Exercise instructions:
Once the pictures are set aside, transcribe the remaining data exactly.

(Dataset listings of figures)

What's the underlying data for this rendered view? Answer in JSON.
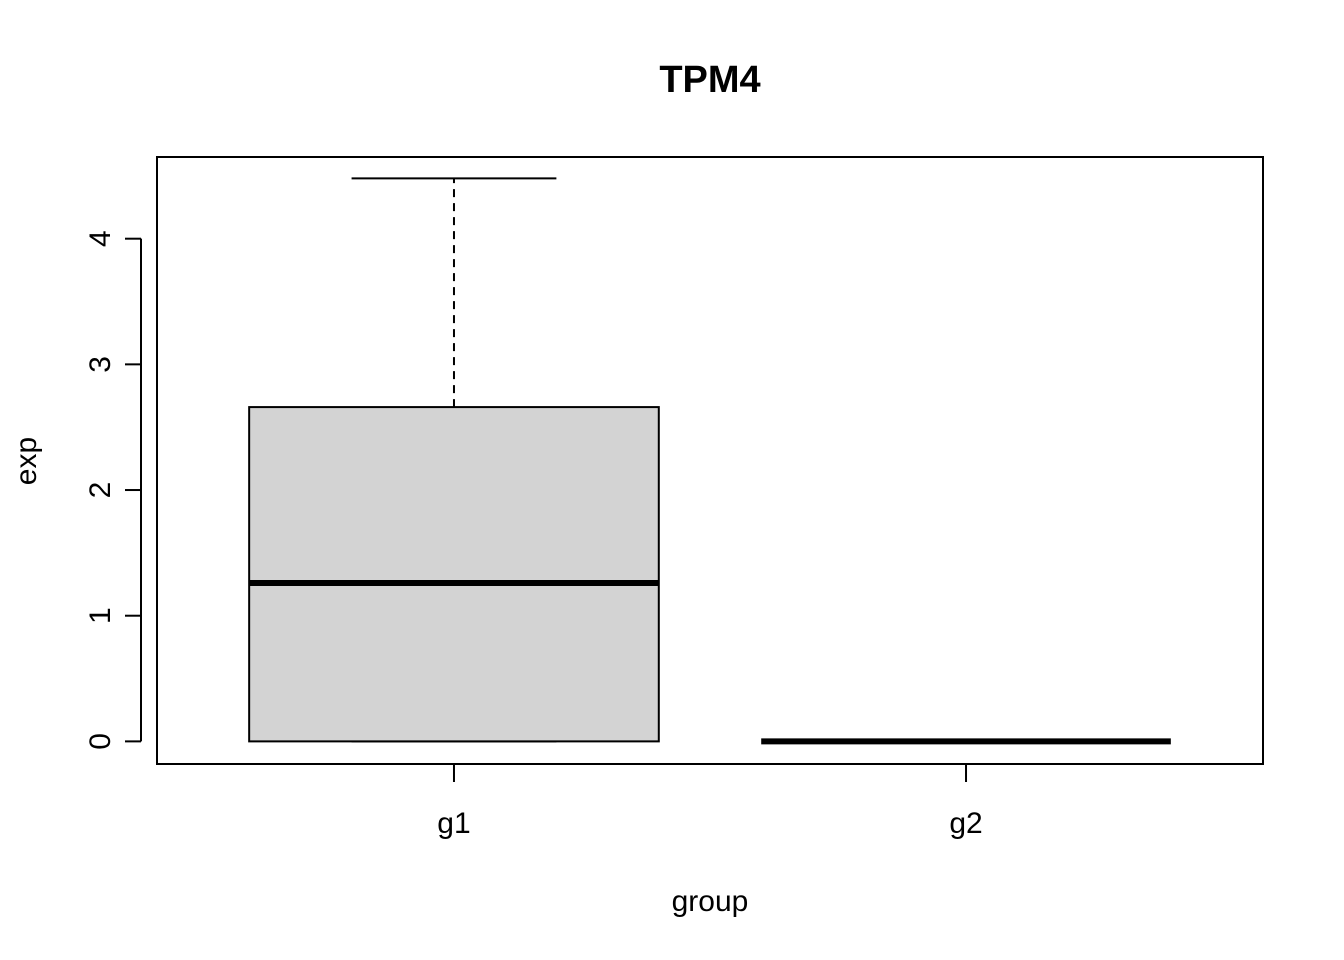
{
  "chart_data": {
    "type": "boxplot",
    "title": "TPM4",
    "xlabel": "group",
    "ylabel": "exp",
    "categories": [
      "g1",
      "g2"
    ],
    "y_ticks": [
      "0",
      "1",
      "2",
      "3",
      "4"
    ],
    "ylim": [
      -0.18,
      4.65
    ],
    "grid": false,
    "boxes": [
      {
        "category": "g1",
        "whisker_low": 0,
        "q1": 0,
        "median": 1.26,
        "q3": 2.66,
        "whisker_high": 4.48
      },
      {
        "category": "g2",
        "whisker_low": 0,
        "q1": 0,
        "median": 0,
        "q3": 0,
        "whisker_high": 0
      }
    ],
    "colors": {
      "box_fill": "#d3d3d3",
      "line": "#000000"
    }
  }
}
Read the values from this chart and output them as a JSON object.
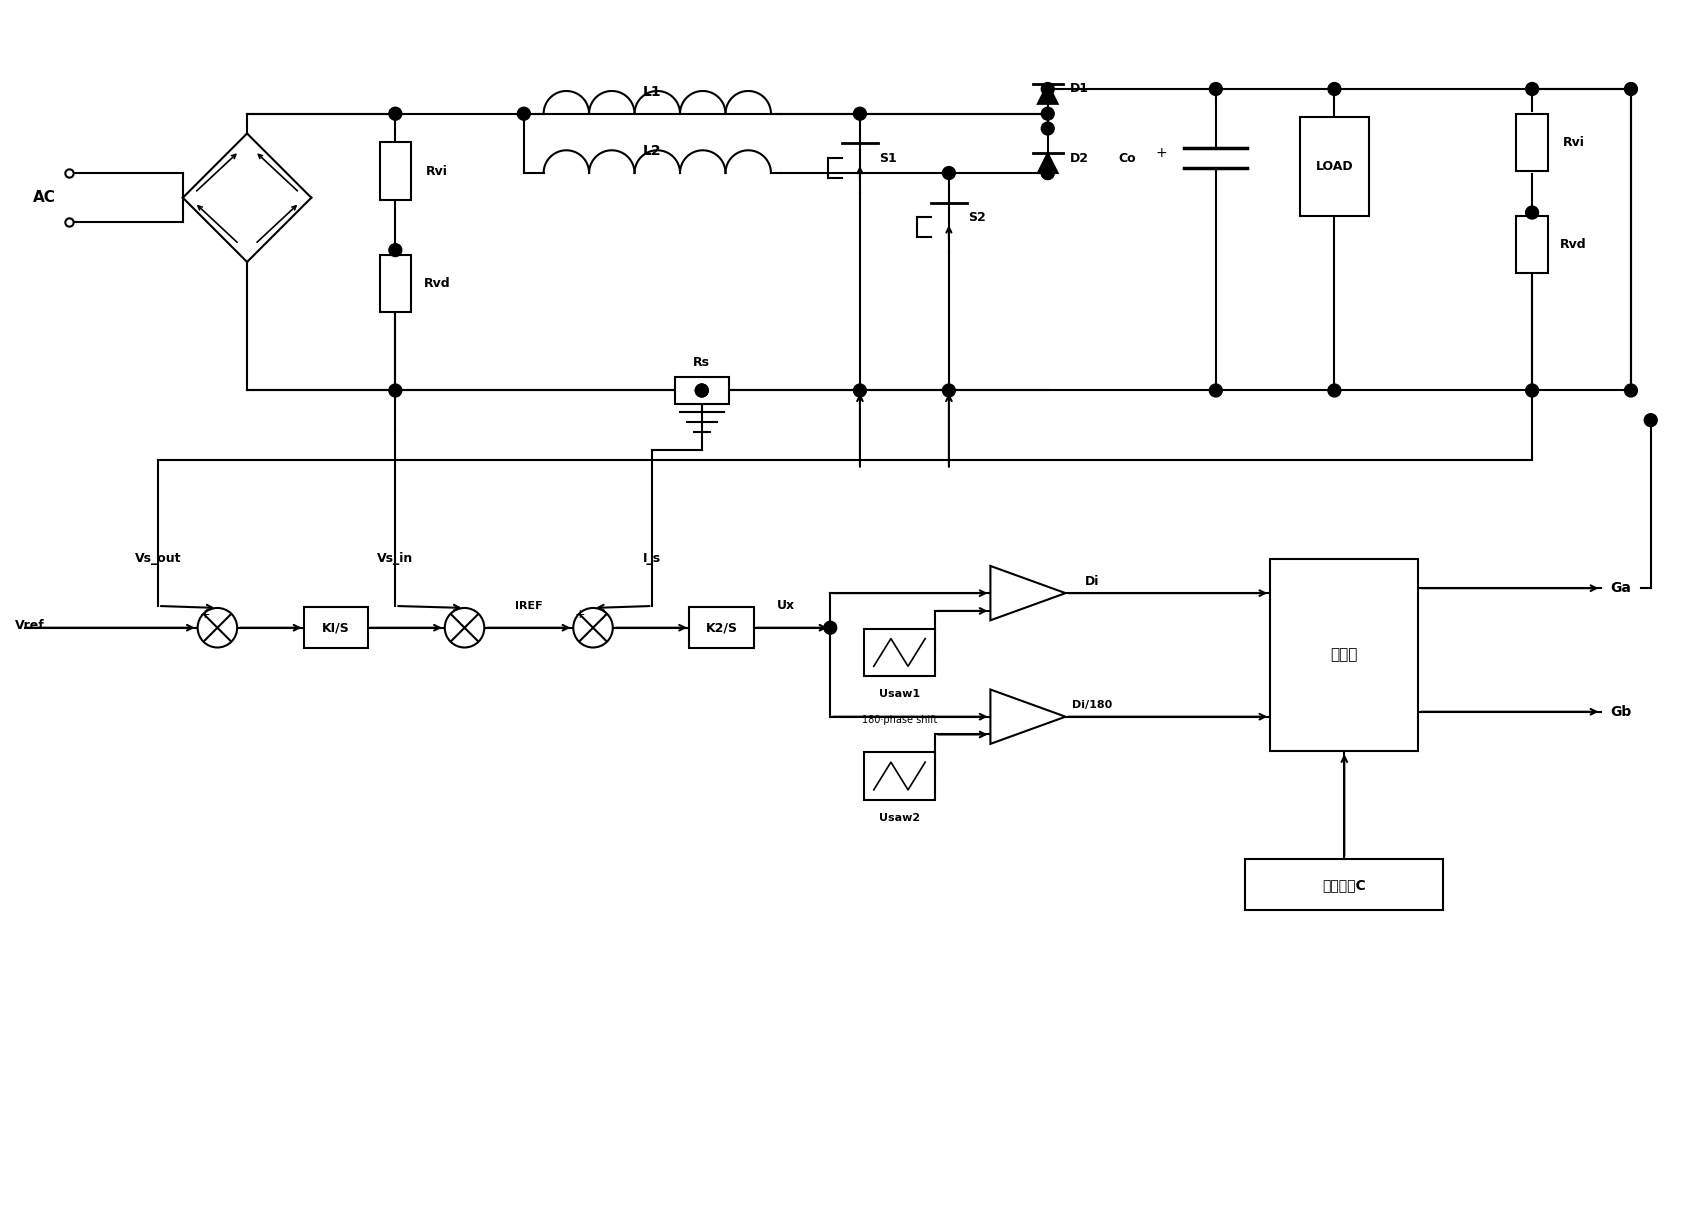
{
  "bg_color": "#ffffff",
  "lw": 1.5,
  "fig_w": 17.08,
  "fig_h": 12.08,
  "dpi": 100,
  "labels": {
    "AC": "AC",
    "L1": "L1",
    "L2": "L2",
    "Rvi_l": "Rvi",
    "Rvd_l": "Rvd",
    "Rs": "Rs",
    "D1": "D1",
    "D2": "D2",
    "S1": "S1",
    "S2": "S2",
    "Co": "Co",
    "LOAD": "LOAD",
    "Rvi_r": "Rvi",
    "Rvd_r": "Rvd",
    "Vs_out": "Vs_out",
    "Vs_in": "Vs_in",
    "I_s": "I_s",
    "Vref": "Vref",
    "KIS": "KI/S",
    "IREF": "IREF",
    "K2S": "K2/S",
    "Ux": "Ux",
    "Usaw1": "Usaw1",
    "phase": "180·phase shift",
    "Usaw2": "Usaw2",
    "Di": "Di",
    "Di180": "Di/180",
    "sel": "选择器",
    "Ga": "Ga",
    "Gb": "Gb",
    "selC": "选择信号C"
  }
}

Result below:
What's the underlying data for this rendered view? Answer in JSON.
{
  "chart_data": {
    "type": "boxplot",
    "title": "TPM4",
    "xlabel": "group",
    "ylabel": "exp",
    "categories": [
      "g1",
      "g2"
    ],
    "y_ticks": [
      "0",
      "1",
      "2",
      "3",
      "4"
    ],
    "ylim": [
      -0.18,
      4.65
    ],
    "grid": false,
    "boxes": [
      {
        "category": "g1",
        "whisker_low": 0,
        "q1": 0,
        "median": 1.26,
        "q3": 2.66,
        "whisker_high": 4.48
      },
      {
        "category": "g2",
        "whisker_low": 0,
        "q1": 0,
        "median": 0,
        "q3": 0,
        "whisker_high": 0
      }
    ],
    "colors": {
      "box_fill": "#d3d3d3",
      "line": "#000000"
    }
  }
}
Read the values from this chart and output them as a JSON object.
{
  "bg_color": "#ffffff",
  "lw": 1.5,
  "fig_w": 17.08,
  "fig_h": 12.08,
  "dpi": 100,
  "labels": {
    "AC": "AC",
    "L1": "L1",
    "L2": "L2",
    "Rvi_l": "Rvi",
    "Rvd_l": "Rvd",
    "Rs": "Rs",
    "D1": "D1",
    "D2": "D2",
    "S1": "S1",
    "S2": "S2",
    "Co": "Co",
    "LOAD": "LOAD",
    "Rvi_r": "Rvi",
    "Rvd_r": "Rvd",
    "Vs_out": "Vs_out",
    "Vs_in": "Vs_in",
    "I_s": "I_s",
    "Vref": "Vref",
    "KIS": "KI/S",
    "IREF": "IREF",
    "K2S": "K2/S",
    "Ux": "Ux",
    "Usaw1": "Usaw1",
    "phase": "180·phase shift",
    "Usaw2": "Usaw2",
    "Di": "Di",
    "Di180": "Di/180",
    "sel": "选择器",
    "Ga": "Ga",
    "Gb": "Gb",
    "selC": "选择信号C"
  }
}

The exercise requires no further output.